» GIVEN INSTRUCTION
All records should be reproduced verbatim.
----- MATERIAL
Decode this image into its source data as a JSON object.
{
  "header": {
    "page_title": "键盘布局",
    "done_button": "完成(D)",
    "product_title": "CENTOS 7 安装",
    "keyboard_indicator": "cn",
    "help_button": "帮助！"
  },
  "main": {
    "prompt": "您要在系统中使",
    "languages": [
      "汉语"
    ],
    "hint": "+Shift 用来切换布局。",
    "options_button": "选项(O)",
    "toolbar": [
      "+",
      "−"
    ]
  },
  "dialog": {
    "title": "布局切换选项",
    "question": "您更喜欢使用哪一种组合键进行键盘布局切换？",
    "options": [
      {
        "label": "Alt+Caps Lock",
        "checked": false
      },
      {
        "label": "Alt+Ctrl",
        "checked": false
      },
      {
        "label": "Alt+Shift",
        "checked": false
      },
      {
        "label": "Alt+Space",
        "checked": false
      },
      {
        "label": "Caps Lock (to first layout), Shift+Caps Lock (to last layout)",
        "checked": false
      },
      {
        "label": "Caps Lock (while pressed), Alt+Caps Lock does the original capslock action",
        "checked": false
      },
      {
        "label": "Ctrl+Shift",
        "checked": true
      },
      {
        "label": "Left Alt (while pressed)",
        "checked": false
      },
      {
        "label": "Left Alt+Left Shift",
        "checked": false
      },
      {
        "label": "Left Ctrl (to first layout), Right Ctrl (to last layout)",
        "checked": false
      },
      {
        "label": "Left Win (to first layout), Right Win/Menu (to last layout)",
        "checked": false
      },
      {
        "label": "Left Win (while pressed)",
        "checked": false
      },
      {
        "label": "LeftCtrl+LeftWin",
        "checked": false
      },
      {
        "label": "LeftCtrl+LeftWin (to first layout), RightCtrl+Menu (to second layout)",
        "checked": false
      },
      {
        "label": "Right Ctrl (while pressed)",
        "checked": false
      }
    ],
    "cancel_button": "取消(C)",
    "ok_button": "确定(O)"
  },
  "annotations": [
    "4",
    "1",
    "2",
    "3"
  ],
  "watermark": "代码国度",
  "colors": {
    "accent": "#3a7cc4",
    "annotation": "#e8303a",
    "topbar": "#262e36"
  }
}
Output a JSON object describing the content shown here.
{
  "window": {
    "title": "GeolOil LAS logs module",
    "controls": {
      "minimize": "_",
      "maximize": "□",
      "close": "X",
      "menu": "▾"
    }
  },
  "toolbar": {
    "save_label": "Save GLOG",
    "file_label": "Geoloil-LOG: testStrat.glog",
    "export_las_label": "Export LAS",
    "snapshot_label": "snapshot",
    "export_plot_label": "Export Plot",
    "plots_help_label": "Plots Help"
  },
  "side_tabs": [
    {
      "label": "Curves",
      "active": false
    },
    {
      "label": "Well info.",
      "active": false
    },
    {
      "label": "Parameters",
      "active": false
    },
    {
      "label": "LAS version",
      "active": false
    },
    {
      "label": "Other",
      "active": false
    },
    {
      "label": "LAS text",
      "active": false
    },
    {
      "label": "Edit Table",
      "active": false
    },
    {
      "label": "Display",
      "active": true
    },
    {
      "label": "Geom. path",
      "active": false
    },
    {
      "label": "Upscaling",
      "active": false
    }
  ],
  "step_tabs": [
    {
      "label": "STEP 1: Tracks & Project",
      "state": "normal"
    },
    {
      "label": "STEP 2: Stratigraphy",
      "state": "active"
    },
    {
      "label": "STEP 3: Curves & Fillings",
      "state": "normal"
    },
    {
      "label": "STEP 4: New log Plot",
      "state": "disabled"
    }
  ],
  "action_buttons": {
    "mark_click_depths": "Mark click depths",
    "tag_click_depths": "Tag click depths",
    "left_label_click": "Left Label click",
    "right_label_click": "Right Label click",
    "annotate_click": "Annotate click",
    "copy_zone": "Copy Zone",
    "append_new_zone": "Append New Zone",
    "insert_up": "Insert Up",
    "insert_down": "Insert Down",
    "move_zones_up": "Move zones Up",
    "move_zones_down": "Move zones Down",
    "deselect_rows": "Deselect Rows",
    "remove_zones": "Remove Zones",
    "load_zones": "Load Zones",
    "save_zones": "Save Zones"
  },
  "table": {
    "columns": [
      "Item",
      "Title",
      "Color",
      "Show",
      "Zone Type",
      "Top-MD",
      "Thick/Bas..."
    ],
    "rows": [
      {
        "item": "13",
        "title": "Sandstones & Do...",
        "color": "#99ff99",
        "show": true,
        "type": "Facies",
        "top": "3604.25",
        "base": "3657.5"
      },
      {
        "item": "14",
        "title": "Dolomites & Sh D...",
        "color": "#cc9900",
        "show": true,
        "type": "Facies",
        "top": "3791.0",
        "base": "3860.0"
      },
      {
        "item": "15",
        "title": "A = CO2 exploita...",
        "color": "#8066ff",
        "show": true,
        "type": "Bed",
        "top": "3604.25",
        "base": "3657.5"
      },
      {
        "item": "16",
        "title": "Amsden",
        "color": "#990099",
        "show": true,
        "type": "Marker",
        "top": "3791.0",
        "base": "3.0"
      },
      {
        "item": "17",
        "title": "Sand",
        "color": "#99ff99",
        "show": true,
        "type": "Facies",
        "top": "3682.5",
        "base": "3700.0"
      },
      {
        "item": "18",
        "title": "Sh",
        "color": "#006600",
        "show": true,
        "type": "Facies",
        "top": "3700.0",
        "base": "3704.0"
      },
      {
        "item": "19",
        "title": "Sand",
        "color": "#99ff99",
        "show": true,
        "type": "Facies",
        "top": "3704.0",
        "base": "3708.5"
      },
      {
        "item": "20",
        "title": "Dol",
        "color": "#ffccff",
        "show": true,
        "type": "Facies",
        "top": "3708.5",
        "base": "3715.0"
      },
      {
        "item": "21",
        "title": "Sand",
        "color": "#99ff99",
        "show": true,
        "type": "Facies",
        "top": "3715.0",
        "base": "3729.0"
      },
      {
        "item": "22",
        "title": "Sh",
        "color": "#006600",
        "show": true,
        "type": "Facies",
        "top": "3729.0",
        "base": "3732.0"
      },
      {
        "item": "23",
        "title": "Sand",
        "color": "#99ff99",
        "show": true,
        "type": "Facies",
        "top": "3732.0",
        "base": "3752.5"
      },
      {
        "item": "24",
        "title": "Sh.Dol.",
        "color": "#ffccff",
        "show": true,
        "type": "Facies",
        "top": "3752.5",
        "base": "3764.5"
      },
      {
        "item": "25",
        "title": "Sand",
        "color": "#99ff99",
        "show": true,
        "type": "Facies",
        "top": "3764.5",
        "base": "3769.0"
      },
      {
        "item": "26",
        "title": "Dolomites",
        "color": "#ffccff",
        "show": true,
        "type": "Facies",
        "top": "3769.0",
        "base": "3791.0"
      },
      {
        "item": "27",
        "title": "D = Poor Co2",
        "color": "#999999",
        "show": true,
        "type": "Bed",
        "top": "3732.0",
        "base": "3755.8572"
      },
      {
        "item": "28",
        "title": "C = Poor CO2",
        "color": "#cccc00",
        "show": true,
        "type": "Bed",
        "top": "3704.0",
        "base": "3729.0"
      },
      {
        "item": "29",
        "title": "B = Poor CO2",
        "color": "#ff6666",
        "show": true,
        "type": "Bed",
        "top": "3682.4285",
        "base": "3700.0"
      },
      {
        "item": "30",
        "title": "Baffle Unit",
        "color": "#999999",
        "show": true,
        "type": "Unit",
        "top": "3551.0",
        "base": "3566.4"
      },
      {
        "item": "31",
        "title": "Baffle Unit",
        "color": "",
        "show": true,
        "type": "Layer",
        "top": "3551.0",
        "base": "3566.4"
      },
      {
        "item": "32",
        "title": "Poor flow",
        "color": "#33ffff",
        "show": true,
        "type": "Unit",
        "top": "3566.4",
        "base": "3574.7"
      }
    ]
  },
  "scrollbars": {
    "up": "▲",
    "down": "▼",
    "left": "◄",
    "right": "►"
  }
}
----------
» RESPONSE BELOW
Decode this image into its source data as a JSON object.
{
  "header": {
    "page_title": "键盘布局",
    "done_button": "完成(D)",
    "product_title": "CENTOS 7 安装",
    "keyboard_indicator": "cn",
    "help_button": "帮助！"
  },
  "main": {
    "prompt": "您要在系统中使",
    "languages": [
      "汉语"
    ],
    "hint": "+Shift 用来切换布局。",
    "options_button": "选项(O)",
    "toolbar": [
      "+",
      "−"
    ]
  },
  "dialog": {
    "title": "布局切换选项",
    "question": "您更喜欢使用哪一种组合键进行键盘布局切换？",
    "options": [
      {
        "label": "Alt+Caps Lock",
        "checked": false
      },
      {
        "label": "Alt+Ctrl",
        "checked": false
      },
      {
        "label": "Alt+Shift",
        "checked": false
      },
      {
        "label": "Alt+Space",
        "checked": false
      },
      {
        "label": "Caps Lock (to first layout), Shift+Caps Lock (to last layout)",
        "checked": false
      },
      {
        "label": "Caps Lock (while pressed), Alt+Caps Lock does the original capslock action",
        "checked": false
      },
      {
        "label": "Ctrl+Shift",
        "checked": true
      },
      {
        "label": "Left Alt (while pressed)",
        "checked": false
      },
      {
        "label": "Left Alt+Left Shift",
        "checked": false
      },
      {
        "label": "Left Ctrl (to first layout), Right Ctrl (to last layout)",
        "checked": false
      },
      {
        "label": "Left Win (to first layout), Right Win/Menu (to last layout)",
        "checked": false
      },
      {
        "label": "Left Win (while pressed)",
        "checked": false
      },
      {
        "label": "LeftCtrl+LeftWin",
        "checked": false
      },
      {
        "label": "LeftCtrl+LeftWin (to first layout), RightCtrl+Menu (to second layout)",
        "checked": false
      },
      {
        "label": "Right Ctrl (while pressed)",
        "checked": false
      }
    ],
    "cancel_button": "取消(C)",
    "ok_button": "确定(O)"
  },
  "annotations": [
    "4",
    "1",
    "2",
    "3"
  ],
  "watermark": "代码国度",
  "colors": {
    "accent": "#3a7cc4",
    "annotation": "#e8303a",
    "topbar": "#262e36"
  }
}
Output a JSON object describing the content shown here.
{
  "window": {
    "title": "GeolOil LAS logs module",
    "controls": {
      "minimize": "_",
      "maximize": "□",
      "close": "X",
      "menu": "▾"
    }
  },
  "toolbar": {
    "save_label": "Save GLOG",
    "file_label": "Geoloil-LOG: testStrat.glog",
    "export_las_label": "Export LAS",
    "snapshot_label": "snapshot",
    "export_plot_label": "Export Plot",
    "plots_help_label": "Plots Help"
  },
  "side_tabs": [
    {
      "label": "Curves",
      "active": false
    },
    {
      "label": "Well info.",
      "active": false
    },
    {
      "label": "Parameters",
      "active": false
    },
    {
      "label": "LAS version",
      "active": false
    },
    {
      "label": "Other",
      "active": false
    },
    {
      "label": "LAS text",
      "active": false
    },
    {
      "label": "Edit Table",
      "active": false
    },
    {
      "label": "Display",
      "active": true
    },
    {
      "label": "Geom. path",
      "active": false
    },
    {
      "label": "Upscaling",
      "active": false
    }
  ],
  "step_tabs": [
    {
      "label": "STEP 1: Tracks & Project",
      "state": "normal"
    },
    {
      "label": "STEP 2: Stratigraphy",
      "state": "active"
    },
    {
      "label": "STEP 3: Curves & Fillings",
      "state": "normal"
    },
    {
      "label": "STEP 4: New log Plot",
      "state": "disabled"
    }
  ],
  "action_buttons": {
    "mark_click_depths": "Mark click depths",
    "tag_click_depths": "Tag click depths",
    "left_label_click": "Left Label click",
    "right_label_click": "Right Label click",
    "annotate_click": "Annotate click",
    "copy_zone": "Copy Zone",
    "append_new_zone": "Append New Zone",
    "insert_up": "Insert Up",
    "insert_down": "Insert Down",
    "move_zones_up": "Move zones Up",
    "move_zones_down": "Move zones Down",
    "deselect_rows": "Deselect Rows",
    "remove_zones": "Remove Zones",
    "load_zones": "Load Zones",
    "save_zones": "Save Zones"
  },
  "table": {
    "columns": [
      "Item",
      "Title",
      "Color",
      "Show",
      "Zone Type",
      "Top-MD",
      "Thick/Bas..."
    ],
    "rows": [
      {
        "item": "13",
        "title": "Sandstones & Do...",
        "color": "#99ff99",
        "show": true,
        "type": "Facies",
        "top": "3604.25",
        "base": "3657.5"
      },
      {
        "item": "14",
        "title": "Dolomites & Sh D...",
        "color": "#cc9900",
        "show": true,
        "type": "Facies",
        "top": "3791.0",
        "base": "3860.0"
      },
      {
        "item": "15",
        "title": "A = CO2 exploita...",
        "color": "#8066ff",
        "show": true,
        "type": "Bed",
        "top": "3604.25",
        "base": "3657.5"
      },
      {
        "item": "16",
        "title": "Amsden",
        "color": "#990099",
        "show": true,
        "type": "Marker",
        "top": "3791.0",
        "base": "3.0"
      },
      {
        "item": "17",
        "title": "Sand",
        "color": "#99ff99",
        "show": true,
        "type": "Facies",
        "top": "3682.5",
        "base": "3700.0"
      },
      {
        "item": "18",
        "title": "Sh",
        "color": "#006600",
        "show": true,
        "type": "Facies",
        "top": "3700.0",
        "base": "3704.0"
      },
      {
        "item": "19",
        "title": "Sand",
        "color": "#99ff99",
        "show": true,
        "type": "Facies",
        "top": "3704.0",
        "base": "3708.5"
      },
      {
        "item": "20",
        "title": "Dol",
        "color": "#ffccff",
        "show": true,
        "type": "Facies",
        "top": "3708.5",
        "base": "3715.0"
      },
      {
        "item": "21",
        "title": "Sand",
        "color": "#99ff99",
        "show": true,
        "type": "Facies",
        "top": "3715.0",
        "base": "3729.0"
      },
      {
        "item": "22",
        "title": "Sh",
        "color": "#006600",
        "show": true,
        "type": "Facies",
        "top": "3729.0",
        "base": "3732.0"
      },
      {
        "item": "23",
        "title": "Sand",
        "color": "#99ff99",
        "show": true,
        "type": "Facies",
        "top": "3732.0",
        "base": "3752.5"
      },
      {
        "item": "24",
        "title": "Sh.Dol.",
        "color": "#ffccff",
        "show": true,
        "type": "Facies",
        "top": "3752.5",
        "base": "3764.5"
      },
      {
        "item": "25",
        "title": "Sand",
        "color": "#99ff99",
        "show": true,
        "type": "Facies",
        "top": "3764.5",
        "base": "3769.0"
      },
      {
        "item": "26",
        "title": "Dolomites",
        "color": "#ffccff",
        "show": true,
        "type": "Facies",
        "top": "3769.0",
        "base": "3791.0"
      },
      {
        "item": "27",
        "title": "D = Poor Co2",
        "color": "#999999",
        "show": true,
        "type": "Bed",
        "top": "3732.0",
        "base": "3755.8572"
      },
      {
        "item": "28",
        "title": "C = Poor CO2",
        "color": "#cccc00",
        "show": true,
        "type": "Bed",
        "top": "3704.0",
        "base": "3729.0"
      },
      {
        "item": "29",
        "title": "B = Poor CO2",
        "color": "#ff6666",
        "show": true,
        "type": "Bed",
        "top": "3682.4285",
        "base": "3700.0"
      },
      {
        "item": "30",
        "title": "Baffle Unit",
        "color": "#999999",
        "show": true,
        "type": "Unit",
        "top": "3551.0",
        "base": "3566.4"
      },
      {
        "item": "31",
        "title": "Baffle Unit",
        "color": "",
        "show": true,
        "type": "Layer",
        "top": "3551.0",
        "base": "3566.4"
      },
      {
        "item": "32",
        "title": "Poor flow",
        "color": "#33ffff",
        "show": true,
        "type": "Unit",
        "top": "3566.4",
        "base": "3574.7"
      }
    ]
  },
  "scrollbars": {
    "up": "▲",
    "down": "▼",
    "left": "◄",
    "right": "►"
  }
}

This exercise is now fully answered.